#### [Exercise]
Go through the entries below and write each one out exactly.

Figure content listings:
########################################
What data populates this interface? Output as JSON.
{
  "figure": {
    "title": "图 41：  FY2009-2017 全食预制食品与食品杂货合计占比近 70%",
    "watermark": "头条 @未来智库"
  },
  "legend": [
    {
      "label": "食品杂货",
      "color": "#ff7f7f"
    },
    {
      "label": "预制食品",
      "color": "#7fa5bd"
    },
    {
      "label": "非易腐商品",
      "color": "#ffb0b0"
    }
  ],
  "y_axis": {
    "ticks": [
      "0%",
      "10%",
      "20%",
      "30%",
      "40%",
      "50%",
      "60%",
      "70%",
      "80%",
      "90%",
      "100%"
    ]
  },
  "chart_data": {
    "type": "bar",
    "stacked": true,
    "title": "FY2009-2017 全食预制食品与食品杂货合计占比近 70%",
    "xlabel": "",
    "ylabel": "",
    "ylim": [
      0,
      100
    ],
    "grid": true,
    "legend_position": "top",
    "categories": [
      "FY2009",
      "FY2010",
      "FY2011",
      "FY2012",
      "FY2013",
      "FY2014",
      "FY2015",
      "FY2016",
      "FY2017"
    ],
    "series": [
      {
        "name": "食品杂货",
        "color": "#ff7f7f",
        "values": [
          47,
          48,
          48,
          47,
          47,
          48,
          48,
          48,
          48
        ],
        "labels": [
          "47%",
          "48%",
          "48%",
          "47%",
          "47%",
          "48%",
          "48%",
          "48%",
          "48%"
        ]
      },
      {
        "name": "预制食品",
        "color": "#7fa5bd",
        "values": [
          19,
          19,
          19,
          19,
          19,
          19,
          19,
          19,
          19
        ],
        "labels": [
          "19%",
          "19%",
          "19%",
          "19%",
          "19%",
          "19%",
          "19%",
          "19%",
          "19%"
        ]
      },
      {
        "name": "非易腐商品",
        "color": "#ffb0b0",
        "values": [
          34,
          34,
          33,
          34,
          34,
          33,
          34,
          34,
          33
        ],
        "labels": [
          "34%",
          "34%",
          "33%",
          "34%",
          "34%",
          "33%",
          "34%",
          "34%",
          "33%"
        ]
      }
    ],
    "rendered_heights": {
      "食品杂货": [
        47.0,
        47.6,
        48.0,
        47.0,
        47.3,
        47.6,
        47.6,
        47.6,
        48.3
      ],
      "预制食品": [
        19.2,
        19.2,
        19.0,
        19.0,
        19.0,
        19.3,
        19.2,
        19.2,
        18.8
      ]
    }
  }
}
########################################
#### [Reply]
What data populates this interface? Output as JSON.
{
  "figure": {
    "title": "图 41：  FY2009-2017 全食预制食品与食品杂货合计占比近 70%",
    "watermark": "头条 @未来智库"
  },
  "legend": [
    {
      "label": "食品杂货",
      "color": "#ff7f7f"
    },
    {
      "label": "预制食品",
      "color": "#7fa5bd"
    },
    {
      "label": "非易腐商品",
      "color": "#ffb0b0"
    }
  ],
  "y_axis": {
    "ticks": [
      "0%",
      "10%",
      "20%",
      "30%",
      "40%",
      "50%",
      "60%",
      "70%",
      "80%",
      "90%",
      "100%"
    ]
  },
  "chart_data": {
    "type": "bar",
    "stacked": true,
    "title": "FY2009-2017 全食预制食品与食品杂货合计占比近 70%",
    "xlabel": "",
    "ylabel": "",
    "ylim": [
      0,
      100
    ],
    "grid": true,
    "legend_position": "top",
    "categories": [
      "FY2009",
      "FY2010",
      "FY2011",
      "FY2012",
      "FY2013",
      "FY2014",
      "FY2015",
      "FY2016",
      "FY2017"
    ],
    "series": [
      {
        "name": "食品杂货",
        "color": "#ff7f7f",
        "values": [
          47,
          48,
          48,
          47,
          47,
          48,
          48,
          48,
          48
        ],
        "labels": [
          "47%",
          "48%",
          "48%",
          "47%",
          "47%",
          "48%",
          "48%",
          "48%",
          "48%"
        ]
      },
      {
        "name": "预制食品",
        "color": "#7fa5bd",
        "values": [
          19,
          19,
          19,
          19,
          19,
          19,
          19,
          19,
          19
        ],
        "labels": [
          "19%",
          "19%",
          "19%",
          "19%",
          "19%",
          "19%",
          "19%",
          "19%",
          "19%"
        ]
      },
      {
        "name": "非易腐商品",
        "color": "#ffb0b0",
        "values": [
          34,
          34,
          33,
          34,
          34,
          33,
          34,
          34,
          33
        ],
        "labels": [
          "34%",
          "34%",
          "33%",
          "34%",
          "34%",
          "33%",
          "34%",
          "34%",
          "33%"
        ]
      }
    ],
    "rendered_heights": {
      "食品杂货": [
        47.0,
        47.6,
        48.0,
        47.0,
        47.3,
        47.6,
        47.6,
        47.6,
        48.3
      ],
      "预制食品": [
        19.2,
        19.2,
        19.0,
        19.0,
        19.0,
        19.3,
        19.2,
        19.2,
        18.8
      ]
    }
  }
}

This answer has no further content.